▶ The exercise
Would you copy out the whole listing exactly as given?

▶ Data provided
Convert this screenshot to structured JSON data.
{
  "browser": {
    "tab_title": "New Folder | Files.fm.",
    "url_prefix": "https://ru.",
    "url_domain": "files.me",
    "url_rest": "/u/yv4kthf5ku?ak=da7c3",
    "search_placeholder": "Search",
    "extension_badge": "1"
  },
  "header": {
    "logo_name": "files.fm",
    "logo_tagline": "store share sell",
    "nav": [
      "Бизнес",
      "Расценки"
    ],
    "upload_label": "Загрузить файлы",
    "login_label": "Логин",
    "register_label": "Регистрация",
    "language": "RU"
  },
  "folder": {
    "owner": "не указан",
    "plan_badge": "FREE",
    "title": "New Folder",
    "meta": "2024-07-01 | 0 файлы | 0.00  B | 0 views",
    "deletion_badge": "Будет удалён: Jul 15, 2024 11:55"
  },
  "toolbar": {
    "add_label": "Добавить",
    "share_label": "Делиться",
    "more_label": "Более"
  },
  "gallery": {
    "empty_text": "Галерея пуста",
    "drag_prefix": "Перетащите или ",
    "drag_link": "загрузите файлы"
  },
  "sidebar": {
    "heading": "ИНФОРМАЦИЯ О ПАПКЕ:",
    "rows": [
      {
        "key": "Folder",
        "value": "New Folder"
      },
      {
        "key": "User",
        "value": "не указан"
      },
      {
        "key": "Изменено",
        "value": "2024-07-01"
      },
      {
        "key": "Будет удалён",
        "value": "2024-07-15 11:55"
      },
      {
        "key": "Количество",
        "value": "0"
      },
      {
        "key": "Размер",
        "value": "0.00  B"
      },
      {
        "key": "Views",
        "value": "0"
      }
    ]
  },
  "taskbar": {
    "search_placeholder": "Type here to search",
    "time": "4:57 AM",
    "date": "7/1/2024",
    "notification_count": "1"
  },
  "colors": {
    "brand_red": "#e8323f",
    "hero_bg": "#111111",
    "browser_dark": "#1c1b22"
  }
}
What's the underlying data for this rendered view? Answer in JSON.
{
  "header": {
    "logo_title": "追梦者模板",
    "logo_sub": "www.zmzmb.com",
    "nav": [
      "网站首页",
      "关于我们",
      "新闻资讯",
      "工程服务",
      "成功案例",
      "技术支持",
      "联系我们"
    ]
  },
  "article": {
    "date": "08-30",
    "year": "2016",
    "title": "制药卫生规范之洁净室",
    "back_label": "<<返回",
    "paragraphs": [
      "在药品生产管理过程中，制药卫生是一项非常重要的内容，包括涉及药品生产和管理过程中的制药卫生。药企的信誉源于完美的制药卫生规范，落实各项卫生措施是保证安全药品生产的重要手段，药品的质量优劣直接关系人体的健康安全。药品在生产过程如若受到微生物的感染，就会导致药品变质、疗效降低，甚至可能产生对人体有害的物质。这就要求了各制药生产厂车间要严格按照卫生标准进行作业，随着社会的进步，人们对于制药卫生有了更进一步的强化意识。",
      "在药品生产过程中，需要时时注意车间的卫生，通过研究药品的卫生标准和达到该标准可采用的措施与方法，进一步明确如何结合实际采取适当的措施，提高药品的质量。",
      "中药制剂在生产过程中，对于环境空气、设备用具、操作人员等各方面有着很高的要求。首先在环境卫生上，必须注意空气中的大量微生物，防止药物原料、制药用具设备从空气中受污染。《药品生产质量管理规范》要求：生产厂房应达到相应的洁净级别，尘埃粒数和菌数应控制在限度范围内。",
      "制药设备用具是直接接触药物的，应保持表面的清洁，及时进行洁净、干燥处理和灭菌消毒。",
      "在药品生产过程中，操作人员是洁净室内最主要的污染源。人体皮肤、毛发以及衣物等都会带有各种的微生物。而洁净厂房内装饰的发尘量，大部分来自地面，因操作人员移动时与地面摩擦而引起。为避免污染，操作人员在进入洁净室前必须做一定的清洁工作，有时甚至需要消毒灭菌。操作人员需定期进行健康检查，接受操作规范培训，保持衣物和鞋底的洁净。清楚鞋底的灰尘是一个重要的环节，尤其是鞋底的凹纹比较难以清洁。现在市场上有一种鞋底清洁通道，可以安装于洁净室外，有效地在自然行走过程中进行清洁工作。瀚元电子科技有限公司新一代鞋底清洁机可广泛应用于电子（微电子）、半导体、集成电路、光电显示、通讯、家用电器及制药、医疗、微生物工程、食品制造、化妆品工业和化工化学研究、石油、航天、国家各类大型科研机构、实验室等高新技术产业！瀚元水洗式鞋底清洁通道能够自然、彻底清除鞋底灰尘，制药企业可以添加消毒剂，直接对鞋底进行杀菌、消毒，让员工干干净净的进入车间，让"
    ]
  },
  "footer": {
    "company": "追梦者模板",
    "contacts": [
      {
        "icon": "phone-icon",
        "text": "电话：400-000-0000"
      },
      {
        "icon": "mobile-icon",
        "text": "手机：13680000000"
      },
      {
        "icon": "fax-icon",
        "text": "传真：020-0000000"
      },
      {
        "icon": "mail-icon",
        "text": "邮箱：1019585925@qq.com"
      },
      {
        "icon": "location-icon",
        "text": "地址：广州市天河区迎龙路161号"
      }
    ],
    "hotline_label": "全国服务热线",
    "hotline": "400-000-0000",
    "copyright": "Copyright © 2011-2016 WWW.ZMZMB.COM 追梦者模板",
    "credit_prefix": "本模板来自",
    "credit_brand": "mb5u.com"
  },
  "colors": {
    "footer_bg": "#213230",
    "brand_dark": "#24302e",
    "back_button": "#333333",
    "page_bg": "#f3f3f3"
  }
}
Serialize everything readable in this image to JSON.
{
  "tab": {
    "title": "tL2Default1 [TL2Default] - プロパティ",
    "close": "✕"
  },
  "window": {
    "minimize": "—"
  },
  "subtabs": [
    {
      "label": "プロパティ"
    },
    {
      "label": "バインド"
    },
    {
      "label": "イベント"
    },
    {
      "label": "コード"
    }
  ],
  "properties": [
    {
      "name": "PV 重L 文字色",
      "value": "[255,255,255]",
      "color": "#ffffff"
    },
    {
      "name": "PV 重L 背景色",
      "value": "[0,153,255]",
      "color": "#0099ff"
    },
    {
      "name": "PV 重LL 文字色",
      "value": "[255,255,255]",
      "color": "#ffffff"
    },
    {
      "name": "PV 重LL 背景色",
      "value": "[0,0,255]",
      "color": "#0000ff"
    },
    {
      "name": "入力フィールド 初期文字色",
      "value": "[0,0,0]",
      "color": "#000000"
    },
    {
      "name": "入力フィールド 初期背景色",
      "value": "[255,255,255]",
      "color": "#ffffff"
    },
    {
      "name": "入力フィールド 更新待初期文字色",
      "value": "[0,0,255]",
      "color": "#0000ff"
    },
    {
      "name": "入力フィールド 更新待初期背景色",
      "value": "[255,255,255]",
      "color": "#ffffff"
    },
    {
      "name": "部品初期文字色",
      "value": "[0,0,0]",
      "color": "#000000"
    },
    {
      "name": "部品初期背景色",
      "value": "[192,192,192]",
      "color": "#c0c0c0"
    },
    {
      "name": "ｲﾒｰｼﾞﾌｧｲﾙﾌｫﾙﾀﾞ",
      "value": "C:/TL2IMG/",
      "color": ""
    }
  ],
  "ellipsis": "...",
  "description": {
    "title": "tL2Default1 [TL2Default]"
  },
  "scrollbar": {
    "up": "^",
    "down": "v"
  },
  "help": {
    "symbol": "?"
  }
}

▶ Reply to the task
Convert this screenshot to structured JSON data.
{
  "browser": {
    "tab_title": "New Folder | Files.fm.",
    "url_prefix": "https://ru.",
    "url_domain": "files.me",
    "url_rest": "/u/yv4kthf5ku?ak=da7c3",
    "search_placeholder": "Search",
    "extension_badge": "1"
  },
  "header": {
    "logo_name": "files.fm",
    "logo_tagline": "store share sell",
    "nav": [
      "Бизнес",
      "Расценки"
    ],
    "upload_label": "Загрузить файлы",
    "login_label": "Логин",
    "register_label": "Регистрация",
    "language": "RU"
  },
  "folder": {
    "owner": "не указан",
    "plan_badge": "FREE",
    "title": "New Folder",
    "meta": "2024-07-01 | 0 файлы | 0.00  B | 0 views",
    "deletion_badge": "Будет удалён: Jul 15, 2024 11:55"
  },
  "toolbar": {
    "add_label": "Добавить",
    "share_label": "Делиться",
    "more_label": "Более"
  },
  "gallery": {
    "empty_text": "Галерея пуста",
    "drag_prefix": "Перетащите или ",
    "drag_link": "загрузите файлы"
  },
  "sidebar": {
    "heading": "ИНФОРМАЦИЯ О ПАПКЕ:",
    "rows": [
      {
        "key": "Folder",
        "value": "New Folder"
      },
      {
        "key": "User",
        "value": "не указан"
      },
      {
        "key": "Изменено",
        "value": "2024-07-01"
      },
      {
        "key": "Будет удалён",
        "value": "2024-07-15 11:55"
      },
      {
        "key": "Количество",
        "value": "0"
      },
      {
        "key": "Размер",
        "value": "0.00  B"
      },
      {
        "key": "Views",
        "value": "0"
      }
    ]
  },
  "taskbar": {
    "search_placeholder": "Type here to search",
    "time": "4:57 AM",
    "date": "7/1/2024",
    "notification_count": "1"
  },
  "colors": {
    "brand_red": "#e8323f",
    "hero_bg": "#111111",
    "browser_dark": "#1c1b22"
  }
}
What's the underlying data for this rendered view? Answer in JSON.
{
  "header": {
    "logo_title": "追梦者模板",
    "logo_sub": "www.zmzmb.com",
    "nav": [
      "网站首页",
      "关于我们",
      "新闻资讯",
      "工程服务",
      "成功案例",
      "技术支持",
      "联系我们"
    ]
  },
  "article": {
    "date": "08-30",
    "year": "2016",
    "title": "制药卫生规范之洁净室",
    "back_label": "<<返回",
    "paragraphs": [
      "在药品生产管理过程中，制药卫生是一项非常重要的内容，包括涉及药品生产和管理过程中的制药卫生。药企的信誉源于完美的制药卫生规范，落实各项卫生措施是保证安全药品生产的重要手段，药品的质量优劣直接关系人体的健康安全。药品在生产过程如若受到微生物的感染，就会导致药品变质、疗效降低，甚至可能产生对人体有害的物质。这就要求了各制药生产厂车间要严格按照卫生标准进行作业，随着社会的进步，人们对于制药卫生有了更进一步的强化意识。",
      "在药品生产过程中，需要时时注意车间的卫生，通过研究药品的卫生标准和达到该标准可采用的措施与方法，进一步明确如何结合实际采取适当的措施，提高药品的质量。",
      "中药制剂在生产过程中，对于环境空气、设备用具、操作人员等各方面有着很高的要求。首先在环境卫生上，必须注意空气中的大量微生物，防止药物原料、制药用具设备从空气中受污染。《药品生产质量管理规范》要求：生产厂房应达到相应的洁净级别，尘埃粒数和菌数应控制在限度范围内。",
      "制药设备用具是直接接触药物的，应保持表面的清洁，及时进行洁净、干燥处理和灭菌消毒。",
      "在药品生产过程中，操作人员是洁净室内最主要的污染源。人体皮肤、毛发以及衣物等都会带有各种的微生物。而洁净厂房内装饰的发尘量，大部分来自地面，因操作人员移动时与地面摩擦而引起。为避免污染，操作人员在进入洁净室前必须做一定的清洁工作，有时甚至需要消毒灭菌。操作人员需定期进行健康检查，接受操作规范培训，保持衣物和鞋底的洁净。清楚鞋底的灰尘是一个重要的环节，尤其是鞋底的凹纹比较难以清洁。现在市场上有一种鞋底清洁通道，可以安装于洁净室外，有效地在自然行走过程中进行清洁工作。瀚元电子科技有限公司新一代鞋底清洁机可广泛应用于电子（微电子）、半导体、集成电路、光电显示、通讯、家用电器及制药、医疗、微生物工程、食品制造、化妆品工业和化工化学研究、石油、航天、国家各类大型科研机构、实验室等高新技术产业！瀚元水洗式鞋底清洁通道能够自然、彻底清除鞋底灰尘，制药企业可以添加消毒剂，直接对鞋底进行杀菌、消毒，让员工干干净净的进入车间，让"
    ]
  },
  "footer": {
    "company": "追梦者模板",
    "contacts": [
      {
        "icon": "phone-icon",
        "text": "电话：400-000-0000"
      },
      {
        "icon": "mobile-icon",
        "text": "手机：13680000000"
      },
      {
        "icon": "fax-icon",
        "text": "传真：020-0000000"
      },
      {
        "icon": "mail-icon",
        "text": "邮箱：1019585925@qq.com"
      },
      {
        "icon": "location-icon",
        "text": "地址：广州市天河区迎龙路161号"
      }
    ],
    "hotline_label": "全国服务热线",
    "hotline": "400-000-0000",
    "copyright": "Copyright © 2011-2016 WWW.ZMZMB.COM 追梦者模板",
    "credit_prefix": "本模板来自",
    "credit_brand": "mb5u.com"
  },
  "colors": {
    "footer_bg": "#213230",
    "brand_dark": "#24302e",
    "back_button": "#333333",
    "page_bg": "#f3f3f3"
  }
}
Serialize everything readable in this image to JSON.
{
  "tab": {
    "title": "tL2Default1 [TL2Default] - プロパティ",
    "close": "✕"
  },
  "window": {
    "minimize": "—"
  },
  "subtabs": [
    {
      "label": "プロパティ"
    },
    {
      "label": "バインド"
    },
    {
      "label": "イベント"
    },
    {
      "label": "コード"
    }
  ],
  "properties": [
    {
      "name": "PV 重L 文字色",
      "value": "[255,255,255]",
      "color": "#ffffff"
    },
    {
      "name": "PV 重L 背景色",
      "value": "[0,153,255]",
      "color": "#0099ff"
    },
    {
      "name": "PV 重LL 文字色",
      "value": "[255,255,255]",
      "color": "#ffffff"
    },
    {
      "name": "PV 重LL 背景色",
      "value": "[0,0,255]",
      "color": "#0000ff"
    },
    {
      "name": "入力フィールド 初期文字色",
      "value": "[0,0,0]",
      "color": "#000000"
    },
    {
      "name": "入力フィールド 初期背景色",
      "value": "[255,255,255]",
      "color": "#ffffff"
    },
    {
      "name": "入力フィールド 更新待初期文字色",
      "value": "[0,0,255]",
      "color": "#0000ff"
    },
    {
      "name": "入力フィールド 更新待初期背景色",
      "value": "[255,255,255]",
      "color": "#ffffff"
    },
    {
      "name": "部品初期文字色",
      "value": "[0,0,0]",
      "color": "#000000"
    },
    {
      "name": "部品初期背景色",
      "value": "[192,192,192]",
      "color": "#c0c0c0"
    },
    {
      "name": "ｲﾒｰｼﾞﾌｧｲﾙﾌｫﾙﾀﾞ",
      "value": "C:/TL2IMG/",
      "color": ""
    }
  ],
  "ellipsis": "...",
  "description": {
    "title": "tL2Default1 [TL2Default]"
  },
  "scrollbar": {
    "up": "^",
    "down": "v"
  },
  "help": {
    "symbol": "?"
  }
}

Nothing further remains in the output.